▶ Exercise: Please copy the rows from the very first one through the line that contains "node-tn6[interactable] [275, 1187, 295, 1207]", and switch "bounding boxes" to "coordinates" while keeping everything else the same.

▶ Dataset records:
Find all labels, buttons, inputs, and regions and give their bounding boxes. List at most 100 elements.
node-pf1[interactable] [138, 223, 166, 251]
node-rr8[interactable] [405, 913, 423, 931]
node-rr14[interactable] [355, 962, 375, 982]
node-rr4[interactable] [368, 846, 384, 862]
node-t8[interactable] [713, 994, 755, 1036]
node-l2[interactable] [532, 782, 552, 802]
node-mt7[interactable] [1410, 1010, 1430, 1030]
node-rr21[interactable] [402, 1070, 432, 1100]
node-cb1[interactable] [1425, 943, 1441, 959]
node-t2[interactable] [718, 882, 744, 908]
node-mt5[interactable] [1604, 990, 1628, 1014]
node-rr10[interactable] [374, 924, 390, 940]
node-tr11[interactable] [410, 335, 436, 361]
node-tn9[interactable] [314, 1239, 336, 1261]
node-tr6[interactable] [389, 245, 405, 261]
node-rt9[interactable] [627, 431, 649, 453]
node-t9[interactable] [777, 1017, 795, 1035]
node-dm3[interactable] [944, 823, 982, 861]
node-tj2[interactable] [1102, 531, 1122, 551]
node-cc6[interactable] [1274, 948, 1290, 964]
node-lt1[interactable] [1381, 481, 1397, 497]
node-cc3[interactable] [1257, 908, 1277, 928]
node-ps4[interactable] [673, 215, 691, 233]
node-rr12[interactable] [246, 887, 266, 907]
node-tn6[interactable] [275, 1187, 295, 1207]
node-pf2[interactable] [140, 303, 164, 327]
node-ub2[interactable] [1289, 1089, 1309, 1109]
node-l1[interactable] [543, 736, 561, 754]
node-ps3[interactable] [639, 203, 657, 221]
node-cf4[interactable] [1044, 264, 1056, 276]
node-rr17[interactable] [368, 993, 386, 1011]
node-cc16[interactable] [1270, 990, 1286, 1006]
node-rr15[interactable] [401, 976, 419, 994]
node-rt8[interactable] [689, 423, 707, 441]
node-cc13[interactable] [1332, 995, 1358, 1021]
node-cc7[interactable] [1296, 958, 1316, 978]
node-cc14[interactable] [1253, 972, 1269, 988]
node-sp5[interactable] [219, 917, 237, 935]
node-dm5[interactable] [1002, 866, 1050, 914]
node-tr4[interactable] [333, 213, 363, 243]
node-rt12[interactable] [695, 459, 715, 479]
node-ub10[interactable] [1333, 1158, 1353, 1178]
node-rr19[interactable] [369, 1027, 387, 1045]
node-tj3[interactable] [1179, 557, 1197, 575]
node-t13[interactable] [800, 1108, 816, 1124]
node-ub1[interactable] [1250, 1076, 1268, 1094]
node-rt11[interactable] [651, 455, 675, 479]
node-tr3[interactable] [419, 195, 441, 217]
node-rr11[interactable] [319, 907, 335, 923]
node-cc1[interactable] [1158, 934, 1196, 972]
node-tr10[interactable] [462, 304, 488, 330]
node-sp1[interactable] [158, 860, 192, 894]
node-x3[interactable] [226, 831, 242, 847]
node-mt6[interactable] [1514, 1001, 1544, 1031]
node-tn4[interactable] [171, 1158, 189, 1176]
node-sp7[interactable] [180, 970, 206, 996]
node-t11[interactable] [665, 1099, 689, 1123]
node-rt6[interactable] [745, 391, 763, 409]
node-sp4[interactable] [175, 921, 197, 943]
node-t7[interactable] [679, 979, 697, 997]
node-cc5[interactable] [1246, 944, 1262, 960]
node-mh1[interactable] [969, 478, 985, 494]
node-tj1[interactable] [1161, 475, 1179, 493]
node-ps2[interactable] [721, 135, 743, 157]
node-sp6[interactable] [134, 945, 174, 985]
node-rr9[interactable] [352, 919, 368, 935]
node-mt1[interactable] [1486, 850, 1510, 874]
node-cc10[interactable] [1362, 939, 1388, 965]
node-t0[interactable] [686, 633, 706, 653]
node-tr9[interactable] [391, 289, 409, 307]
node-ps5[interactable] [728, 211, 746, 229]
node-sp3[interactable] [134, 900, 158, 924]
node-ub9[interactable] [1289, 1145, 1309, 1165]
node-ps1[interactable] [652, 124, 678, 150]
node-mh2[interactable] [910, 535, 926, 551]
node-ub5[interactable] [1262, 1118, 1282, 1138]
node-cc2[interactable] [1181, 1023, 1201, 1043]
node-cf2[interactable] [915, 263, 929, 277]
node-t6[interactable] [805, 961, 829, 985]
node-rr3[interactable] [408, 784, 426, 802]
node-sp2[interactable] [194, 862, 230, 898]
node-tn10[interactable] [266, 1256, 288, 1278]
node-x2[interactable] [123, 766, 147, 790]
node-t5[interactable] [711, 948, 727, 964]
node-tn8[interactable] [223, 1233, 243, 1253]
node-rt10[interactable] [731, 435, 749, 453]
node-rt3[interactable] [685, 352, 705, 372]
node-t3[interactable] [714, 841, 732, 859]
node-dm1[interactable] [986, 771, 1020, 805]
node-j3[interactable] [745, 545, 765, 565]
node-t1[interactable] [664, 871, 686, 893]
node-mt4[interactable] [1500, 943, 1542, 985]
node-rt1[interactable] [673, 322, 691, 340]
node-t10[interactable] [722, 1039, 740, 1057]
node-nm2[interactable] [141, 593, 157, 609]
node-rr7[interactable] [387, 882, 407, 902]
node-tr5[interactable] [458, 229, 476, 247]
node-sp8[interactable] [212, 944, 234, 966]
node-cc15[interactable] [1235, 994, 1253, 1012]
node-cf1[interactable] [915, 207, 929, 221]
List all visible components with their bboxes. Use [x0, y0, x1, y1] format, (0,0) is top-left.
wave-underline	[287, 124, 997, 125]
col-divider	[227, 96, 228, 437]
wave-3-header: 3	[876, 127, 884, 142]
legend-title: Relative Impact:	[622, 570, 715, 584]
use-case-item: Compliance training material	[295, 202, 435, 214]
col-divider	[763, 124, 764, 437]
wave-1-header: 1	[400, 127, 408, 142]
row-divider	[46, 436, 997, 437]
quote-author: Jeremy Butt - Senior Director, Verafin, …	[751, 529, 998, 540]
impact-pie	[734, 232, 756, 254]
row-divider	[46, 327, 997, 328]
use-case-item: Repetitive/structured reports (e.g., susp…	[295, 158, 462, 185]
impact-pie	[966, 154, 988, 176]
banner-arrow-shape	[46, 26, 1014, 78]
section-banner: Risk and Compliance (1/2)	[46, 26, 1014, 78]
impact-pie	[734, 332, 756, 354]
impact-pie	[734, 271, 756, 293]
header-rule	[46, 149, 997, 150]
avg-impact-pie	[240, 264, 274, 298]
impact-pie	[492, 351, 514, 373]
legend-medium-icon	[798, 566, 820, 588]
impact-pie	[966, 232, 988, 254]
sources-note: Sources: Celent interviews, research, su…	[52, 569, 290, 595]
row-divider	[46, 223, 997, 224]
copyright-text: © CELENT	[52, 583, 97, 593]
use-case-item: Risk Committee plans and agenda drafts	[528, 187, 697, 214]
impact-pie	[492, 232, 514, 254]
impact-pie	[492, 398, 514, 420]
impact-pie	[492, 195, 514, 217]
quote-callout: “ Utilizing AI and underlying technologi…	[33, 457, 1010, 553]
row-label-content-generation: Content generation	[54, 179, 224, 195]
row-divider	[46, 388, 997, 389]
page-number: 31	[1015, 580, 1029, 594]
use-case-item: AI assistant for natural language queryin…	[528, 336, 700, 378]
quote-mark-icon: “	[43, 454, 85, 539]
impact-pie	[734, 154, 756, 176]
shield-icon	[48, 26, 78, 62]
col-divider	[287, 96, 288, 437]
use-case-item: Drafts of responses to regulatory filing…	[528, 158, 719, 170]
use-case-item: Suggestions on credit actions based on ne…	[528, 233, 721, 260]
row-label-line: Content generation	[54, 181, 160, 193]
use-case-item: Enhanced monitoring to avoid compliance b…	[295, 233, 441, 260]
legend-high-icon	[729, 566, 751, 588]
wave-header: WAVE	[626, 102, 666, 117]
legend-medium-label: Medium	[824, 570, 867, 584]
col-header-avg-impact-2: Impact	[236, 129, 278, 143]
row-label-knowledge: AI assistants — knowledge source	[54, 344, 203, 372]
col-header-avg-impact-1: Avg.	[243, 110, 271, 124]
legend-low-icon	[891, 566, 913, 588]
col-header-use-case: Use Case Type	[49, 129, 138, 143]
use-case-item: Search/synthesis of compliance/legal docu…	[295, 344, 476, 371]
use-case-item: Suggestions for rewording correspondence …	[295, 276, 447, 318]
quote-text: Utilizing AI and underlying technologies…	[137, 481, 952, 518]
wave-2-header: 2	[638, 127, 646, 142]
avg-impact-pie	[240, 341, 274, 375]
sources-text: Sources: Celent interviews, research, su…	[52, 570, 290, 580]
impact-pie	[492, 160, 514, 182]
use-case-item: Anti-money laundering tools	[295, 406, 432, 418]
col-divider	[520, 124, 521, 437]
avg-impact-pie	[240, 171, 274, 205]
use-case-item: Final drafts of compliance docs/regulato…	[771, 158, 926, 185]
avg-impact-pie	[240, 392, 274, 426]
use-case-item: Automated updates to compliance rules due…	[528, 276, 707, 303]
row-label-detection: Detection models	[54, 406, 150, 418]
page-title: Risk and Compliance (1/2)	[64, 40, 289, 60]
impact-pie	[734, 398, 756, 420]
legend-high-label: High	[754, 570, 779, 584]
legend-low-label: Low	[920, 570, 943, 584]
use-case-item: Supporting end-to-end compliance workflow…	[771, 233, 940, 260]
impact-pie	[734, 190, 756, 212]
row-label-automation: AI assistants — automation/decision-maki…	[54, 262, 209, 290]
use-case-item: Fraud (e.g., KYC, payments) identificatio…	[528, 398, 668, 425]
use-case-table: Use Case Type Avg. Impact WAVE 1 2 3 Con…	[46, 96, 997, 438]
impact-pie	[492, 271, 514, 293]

▶ Full response:
Find all labels, buttons, inputs, and regions and give their coordinates. List at most 100 elements.
node-pf1[interactable] [138, 223, 166, 251]
node-rr8[interactable] [405, 913, 423, 931]
node-rr14[interactable] [355, 962, 375, 982]
node-rr4[interactable] [368, 846, 384, 862]
node-t8[interactable] [713, 994, 755, 1036]
node-l2[interactable] [532, 782, 552, 802]
node-mt7[interactable] [1410, 1010, 1430, 1030]
node-rr21[interactable] [402, 1070, 432, 1100]
node-cb1[interactable] [1425, 943, 1441, 959]
node-t2[interactable] [718, 882, 744, 908]
node-mt5[interactable] [1604, 990, 1628, 1014]
node-rr10[interactable] [374, 924, 390, 940]
node-tr11[interactable] [410, 335, 436, 361]
node-tn9[interactable] [314, 1239, 336, 1261]
node-tr6[interactable] [389, 245, 405, 261]
node-rt9[interactable] [627, 431, 649, 453]
node-t9[interactable] [777, 1017, 795, 1035]
node-dm3[interactable] [944, 823, 982, 861]
node-tj2[interactable] [1102, 531, 1122, 551]
node-cc6[interactable] [1274, 948, 1290, 964]
node-lt1[interactable] [1381, 481, 1397, 497]
node-cc3[interactable] [1257, 908, 1277, 928]
node-ps4[interactable] [673, 215, 691, 233]
node-rr12[interactable] [246, 887, 266, 907]
node-tn6[interactable] [275, 1187, 295, 1207]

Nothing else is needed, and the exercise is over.